● Aim of the task: Output all of the entries below precisely as written.

● Data provided:
:::::

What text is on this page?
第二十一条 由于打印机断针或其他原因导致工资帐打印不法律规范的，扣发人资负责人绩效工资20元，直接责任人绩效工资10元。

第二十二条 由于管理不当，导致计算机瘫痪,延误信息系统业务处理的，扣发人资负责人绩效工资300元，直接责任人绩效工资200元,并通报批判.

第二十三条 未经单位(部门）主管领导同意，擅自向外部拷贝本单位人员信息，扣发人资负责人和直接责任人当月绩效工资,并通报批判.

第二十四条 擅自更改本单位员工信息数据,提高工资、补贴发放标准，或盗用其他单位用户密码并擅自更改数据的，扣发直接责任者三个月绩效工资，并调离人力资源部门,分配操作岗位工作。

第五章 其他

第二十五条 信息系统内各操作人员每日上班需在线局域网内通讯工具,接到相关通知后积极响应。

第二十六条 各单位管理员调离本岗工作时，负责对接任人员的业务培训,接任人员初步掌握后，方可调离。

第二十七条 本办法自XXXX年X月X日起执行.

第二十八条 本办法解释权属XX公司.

:::::

● Output for this exercise:
What text is on this page?
第二十一条 由于打印机断针或其他原因导致工资帐打印不法律规范的，扣发人资负责人绩效工资20元，直接责任人绩效工资10元。

第二十二条 由于管理不当，导致计算机瘫痪,延误信息系统业务处理的，扣发人资负责人绩效工资300元，直接责任人绩效工资200元,并通报批判.

第二十三条 未经单位(部门）主管领导同意，擅自向外部拷贝本单位人员信息，扣发人资负责人和直接责任人当月绩效工资,并通报批判.

第二十四条 擅自更改本单位员工信息数据,提高工资、补贴发放标准，或盗用其他单位用户密码并擅自更改数据的，扣发直接责任者三个月绩效工资，并调离人力资源部门,分配操作岗位工作。

第五章 其他

第二十五条 信息系统内各操作人员每日上班需在线局域网内通讯工具,接到相关通知后积极响应。

第二十六条 各单位管理员调离本岗工作时，负责对接任人员的业务培训,接任人员初步掌握后，方可调离。

第二十七条 本办法自XXXX年X月X日起执行.

第二十八条 本办法解释权属XX公司.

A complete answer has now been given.